====== The records ======

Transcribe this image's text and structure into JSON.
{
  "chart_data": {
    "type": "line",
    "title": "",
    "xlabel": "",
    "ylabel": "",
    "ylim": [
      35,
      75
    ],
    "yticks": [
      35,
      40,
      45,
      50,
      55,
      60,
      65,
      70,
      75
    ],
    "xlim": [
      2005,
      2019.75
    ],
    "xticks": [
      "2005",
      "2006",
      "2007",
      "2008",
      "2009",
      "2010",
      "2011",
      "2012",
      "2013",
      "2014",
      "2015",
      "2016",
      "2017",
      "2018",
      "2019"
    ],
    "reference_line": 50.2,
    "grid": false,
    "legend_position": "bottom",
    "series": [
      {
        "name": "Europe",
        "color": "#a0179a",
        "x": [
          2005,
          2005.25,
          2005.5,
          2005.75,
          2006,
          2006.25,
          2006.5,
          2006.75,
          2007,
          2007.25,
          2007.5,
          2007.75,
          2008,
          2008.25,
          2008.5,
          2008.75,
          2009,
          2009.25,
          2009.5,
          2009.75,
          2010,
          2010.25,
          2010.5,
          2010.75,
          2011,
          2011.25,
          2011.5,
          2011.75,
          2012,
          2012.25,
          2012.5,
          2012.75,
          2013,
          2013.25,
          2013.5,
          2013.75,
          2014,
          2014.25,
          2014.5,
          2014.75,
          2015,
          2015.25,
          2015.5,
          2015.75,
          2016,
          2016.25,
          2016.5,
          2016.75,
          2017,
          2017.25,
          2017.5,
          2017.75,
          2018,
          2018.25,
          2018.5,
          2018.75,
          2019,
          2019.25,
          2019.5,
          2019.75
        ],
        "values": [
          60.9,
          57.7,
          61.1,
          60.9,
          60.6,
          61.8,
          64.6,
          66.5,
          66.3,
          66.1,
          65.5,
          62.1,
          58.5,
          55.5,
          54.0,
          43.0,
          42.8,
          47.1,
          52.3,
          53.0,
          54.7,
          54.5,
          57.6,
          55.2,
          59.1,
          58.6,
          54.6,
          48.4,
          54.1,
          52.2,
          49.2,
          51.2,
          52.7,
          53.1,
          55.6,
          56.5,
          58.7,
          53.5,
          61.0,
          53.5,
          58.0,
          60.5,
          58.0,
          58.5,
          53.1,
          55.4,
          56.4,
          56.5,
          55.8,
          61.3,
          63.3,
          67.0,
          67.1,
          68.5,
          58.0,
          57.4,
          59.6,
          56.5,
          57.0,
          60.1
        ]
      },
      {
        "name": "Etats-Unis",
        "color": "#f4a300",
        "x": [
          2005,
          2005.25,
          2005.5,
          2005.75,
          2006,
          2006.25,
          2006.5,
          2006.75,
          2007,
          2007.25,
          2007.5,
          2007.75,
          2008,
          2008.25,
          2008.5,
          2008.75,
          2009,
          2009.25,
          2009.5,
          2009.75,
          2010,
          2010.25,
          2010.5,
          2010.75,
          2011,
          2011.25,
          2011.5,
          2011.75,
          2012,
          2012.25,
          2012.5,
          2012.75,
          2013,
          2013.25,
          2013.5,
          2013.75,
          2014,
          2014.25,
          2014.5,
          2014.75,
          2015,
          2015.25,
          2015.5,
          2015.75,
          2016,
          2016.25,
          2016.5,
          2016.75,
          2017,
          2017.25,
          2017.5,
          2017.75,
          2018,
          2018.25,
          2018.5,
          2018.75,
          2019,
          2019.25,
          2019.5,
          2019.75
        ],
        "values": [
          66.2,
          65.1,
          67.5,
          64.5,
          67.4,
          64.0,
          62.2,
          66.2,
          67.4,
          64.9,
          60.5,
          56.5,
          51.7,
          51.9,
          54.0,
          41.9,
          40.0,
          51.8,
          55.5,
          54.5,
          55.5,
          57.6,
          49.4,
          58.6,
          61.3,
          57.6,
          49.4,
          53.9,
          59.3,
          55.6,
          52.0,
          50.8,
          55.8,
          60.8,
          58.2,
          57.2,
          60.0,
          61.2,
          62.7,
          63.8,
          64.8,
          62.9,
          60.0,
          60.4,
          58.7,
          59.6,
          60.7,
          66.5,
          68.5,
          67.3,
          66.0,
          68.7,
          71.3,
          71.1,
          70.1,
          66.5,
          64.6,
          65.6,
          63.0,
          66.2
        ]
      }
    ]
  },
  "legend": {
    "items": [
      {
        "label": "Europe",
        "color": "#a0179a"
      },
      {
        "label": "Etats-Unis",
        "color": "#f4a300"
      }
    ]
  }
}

======

Your goal. Retype every entry word for word.

Exercise output.
Transcribe this image's text and structure into JSON.
{
  "chart_data": {
    "type": "line",
    "title": "",
    "xlabel": "",
    "ylabel": "",
    "ylim": [
      35,
      75
    ],
    "yticks": [
      35,
      40,
      45,
      50,
      55,
      60,
      65,
      70,
      75
    ],
    "xlim": [
      2005,
      2019.75
    ],
    "xticks": [
      "2005",
      "2006",
      "2007",
      "2008",
      "2009",
      "2010",
      "2011",
      "2012",
      "2013",
      "2014",
      "2015",
      "2016",
      "2017",
      "2018",
      "2019"
    ],
    "reference_line": 50.2,
    "grid": false,
    "legend_position": "bottom",
    "series": [
      {
        "name": "Europe",
        "color": "#a0179a",
        "x": [
          2005,
          2005.25,
          2005.5,
          2005.75,
          2006,
          2006.25,
          2006.5,
          2006.75,
          2007,
          2007.25,
          2007.5,
          2007.75,
          2008,
          2008.25,
          2008.5,
          2008.75,
          2009,
          2009.25,
          2009.5,
          2009.75,
          2010,
          2010.25,
          2010.5,
          2010.75,
          2011,
          2011.25,
          2011.5,
          2011.75,
          2012,
          2012.25,
          2012.5,
          2012.75,
          2013,
          2013.25,
          2013.5,
          2013.75,
          2014,
          2014.25,
          2014.5,
          2014.75,
          2015,
          2015.25,
          2015.5,
          2015.75,
          2016,
          2016.25,
          2016.5,
          2016.75,
          2017,
          2017.25,
          2017.5,
          2017.75,
          2018,
          2018.25,
          2018.5,
          2018.75,
          2019,
          2019.25,
          2019.5,
          2019.75
        ],
        "values": [
          60.9,
          57.7,
          61.1,
          60.9,
          60.6,
          61.8,
          64.6,
          66.5,
          66.3,
          66.1,
          65.5,
          62.1,
          58.5,
          55.5,
          54.0,
          43.0,
          42.8,
          47.1,
          52.3,
          53.0,
          54.7,
          54.5,
          57.6,
          55.2,
          59.1,
          58.6,
          54.6,
          48.4,
          54.1,
          52.2,
          49.2,
          51.2,
          52.7,
          53.1,
          55.6,
          56.5,
          58.7,
          53.5,
          61.0,
          53.5,
          58.0,
          60.5,
          58.0,
          58.5,
          53.1,
          55.4,
          56.4,
          56.5,
          55.8,
          61.3,
          63.3,
          67.0,
          67.1,
          68.5,
          58.0,
          57.4,
          59.6,
          56.5,
          57.0,
          60.1
        ]
      },
      {
        "name": "Etats-Unis",
        "color": "#f4a300",
        "x": [
          2005,
          2005.25,
          2005.5,
          2005.75,
          2006,
          2006.25,
          2006.5,
          2006.75,
          2007,
          2007.25,
          2007.5,
          2007.75,
          2008,
          2008.25,
          2008.5,
          2008.75,
          2009,
          2009.25,
          2009.5,
          2009.75,
          2010,
          2010.25,
          2010.5,
          2010.75,
          2011,
          2011.25,
          2011.5,
          2011.75,
          2012,
          2012.25,
          2012.5,
          2012.75,
          2013,
          2013.25,
          2013.5,
          2013.75,
          2014,
          2014.25,
          2014.5,
          2014.75,
          2015,
          2015.25,
          2015.5,
          2015.75,
          2016,
          2016.25,
          2016.5,
          2016.75,
          2017,
          2017.25,
          2017.5,
          2017.75,
          2018,
          2018.25,
          2018.5,
          2018.75,
          2019,
          2019.25,
          2019.5,
          2019.75
        ],
        "values": [
          66.2,
          65.1,
          67.5,
          64.5,
          67.4,
          64.0,
          62.2,
          66.2,
          67.4,
          64.9,
          60.5,
          56.5,
          51.7,
          51.9,
          54.0,
          41.9,
          40.0,
          51.8,
          55.5,
          54.5,
          55.5,
          57.6,
          49.4,
          58.6,
          61.3,
          57.6,
          49.4,
          53.9,
          59.3,
          55.6,
          52.0,
          50.8,
          55.8,
          60.8,
          58.2,
          57.2,
          60.0,
          61.2,
          62.7,
          63.8,
          64.8,
          62.9,
          60.0,
          60.4,
          58.7,
          59.6,
          60.7,
          66.5,
          68.5,
          67.3,
          66.0,
          68.7,
          71.3,
          71.1,
          70.1,
          66.5,
          64.6,
          65.6,
          63.0,
          66.2
        ]
      }
    ]
  },
  "legend": {
    "items": [
      {
        "label": "Europe",
        "color": "#a0179a"
      },
      {
        "label": "Etats-Unis",
        "color": "#f4a300"
      }
    ]
  }
}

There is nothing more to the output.